» Task set:
1. In the forum thread on skipping to the end of a line after a parse error, what message does the poster want printed when an error is encountered?
2. List each recommendation Jim Idle makes in the reply quoted in the forum thread on skipping to the end of a line after a parse error.
3. Continue the forum thread on skipping to the end of a line after a parse error from the point where it stops.

[antlr-interest] How to skip to end of line on error?

Rick Schumeyer rschumeyer at gmail.com
Thu Dec 10 16:25:47 PST 2009


I used Jim's code which works well.

I would like to make one change: when an error is encountered, I just want
to print something like "problem on line 45" (and then continue with the
next line).

Thanks for any help!

On Sun, Nov 29, 2009 at 1:54 PM, Jim Idle <jimi at temporal-wave.com> wrote:

>  This is something I need to write a Wiki article on as it comes up a lot
> and the solutions are not obvious. Basically, you need to prevent the
> parsing loop from dropping all the way out of the current rule because it
> finds an error (in your case within the article rule.) You will also find
> this much easier if rather than trying to accommodate files without a
> terminating NL, you just always add an NL to the incoming input, then you
> will not need the trailing article NL? But can have (article NL)* EOF.

» Supplied data:
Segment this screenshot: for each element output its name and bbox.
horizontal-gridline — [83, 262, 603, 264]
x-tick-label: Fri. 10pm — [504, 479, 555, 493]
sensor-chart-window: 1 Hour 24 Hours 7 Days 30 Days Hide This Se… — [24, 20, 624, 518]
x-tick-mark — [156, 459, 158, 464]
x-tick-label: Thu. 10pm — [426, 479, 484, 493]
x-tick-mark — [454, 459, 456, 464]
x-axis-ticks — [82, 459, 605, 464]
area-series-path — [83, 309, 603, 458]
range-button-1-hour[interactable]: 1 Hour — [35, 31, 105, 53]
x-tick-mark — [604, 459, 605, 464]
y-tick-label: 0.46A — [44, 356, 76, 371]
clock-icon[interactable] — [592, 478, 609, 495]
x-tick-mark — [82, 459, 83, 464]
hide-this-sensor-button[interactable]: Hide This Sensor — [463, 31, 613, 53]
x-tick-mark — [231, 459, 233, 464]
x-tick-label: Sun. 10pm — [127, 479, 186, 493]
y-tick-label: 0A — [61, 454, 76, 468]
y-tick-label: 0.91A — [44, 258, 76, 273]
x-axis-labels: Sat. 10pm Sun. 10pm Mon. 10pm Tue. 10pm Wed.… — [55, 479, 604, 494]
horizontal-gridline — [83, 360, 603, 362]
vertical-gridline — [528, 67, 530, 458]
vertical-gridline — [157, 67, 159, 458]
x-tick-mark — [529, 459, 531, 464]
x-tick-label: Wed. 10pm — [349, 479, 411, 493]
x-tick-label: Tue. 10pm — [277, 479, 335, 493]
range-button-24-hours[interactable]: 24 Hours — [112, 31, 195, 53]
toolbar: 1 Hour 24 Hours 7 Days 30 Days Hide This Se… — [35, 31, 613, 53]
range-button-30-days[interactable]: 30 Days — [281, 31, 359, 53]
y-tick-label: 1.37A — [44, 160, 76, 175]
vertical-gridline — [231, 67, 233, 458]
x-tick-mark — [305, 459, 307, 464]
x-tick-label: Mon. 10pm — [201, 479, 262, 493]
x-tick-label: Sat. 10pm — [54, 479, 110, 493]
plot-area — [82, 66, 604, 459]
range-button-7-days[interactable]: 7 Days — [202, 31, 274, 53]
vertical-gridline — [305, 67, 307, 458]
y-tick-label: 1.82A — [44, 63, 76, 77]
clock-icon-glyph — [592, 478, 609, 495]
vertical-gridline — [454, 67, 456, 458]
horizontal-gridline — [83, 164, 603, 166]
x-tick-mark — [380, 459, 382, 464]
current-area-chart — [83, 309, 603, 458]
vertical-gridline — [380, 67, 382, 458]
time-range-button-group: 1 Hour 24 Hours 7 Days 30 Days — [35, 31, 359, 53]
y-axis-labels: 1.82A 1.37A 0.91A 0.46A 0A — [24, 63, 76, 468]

» Results of the tasks:
1. Something like "problem on line 45," after which parsing continues with the next line.

2.
- Prevent the parsing loop from dropping all the way out of the current rule when it finds an error.
- Instead of trying to accommodate files without a terminating NL, always add an NL to the incoming input.
- Once an NL is always added, drop the trailing article NL and use (article NL)* EOF.

3.
>
>
>
> So, when an error occurs in the article rule, it will drop out of that
> rule, but may not resync, so you want to force the resync to the NL when the
> article rule returns. This is pretty simple, but requires quite a bit of
> ‘inside’ knowledge of the ANTLR behavior. What you need to do is create a
> rule with just the epsilon (nothing) alt, and invoke it directly before the
> article call but more especially directly after it:
>
>
>
> articleList
>
>     : reSync  (article reSync NL)* EOF // Assuming that this is where EOF
> should be
>
>     ;
>
>
>
> Next, in your resSync rule, you want to resync to the follow set that will
> now be on the stack, which is actually the same as the first set for the
> following rule (because ruleSync is empty). Here we know that the followSet
> will only be NL, so you could hard code that, but this is a generally good
> technique to know, so let’s use it generically). If you don’t really
> understand this, don’t worry too much, you can just copy the code and empty
> rule and it will work:
>
>
>
> reSync
>
> @init
>
> {
>
>     syncToFirstSet(); // Consume tokens until LA(1) is in the followset at
> the top of the followSet stack
>
> }
>
> : // Deliberately match nothing, but will be invoked anyway
>
> ;
>
>
>
> Then in your superClass (best) or @members, implement the syncToFirstSet
> method:
>
>
>
>     protected void syncToFirstSet ()
>
>     {
>
>         // Compute the followset that is in context where ever we are in
> the
>
>         // rule chain/stack
>
>         //
>
>          BitSet follow = state.following[state._fsp];
> //computeContextSensitiveRuleFOLLOW();
>
>
>
>          syncToFirstSet (follow);
>
>     }
>
>
>
>     protected void syncToFirstSet (BitSet follow)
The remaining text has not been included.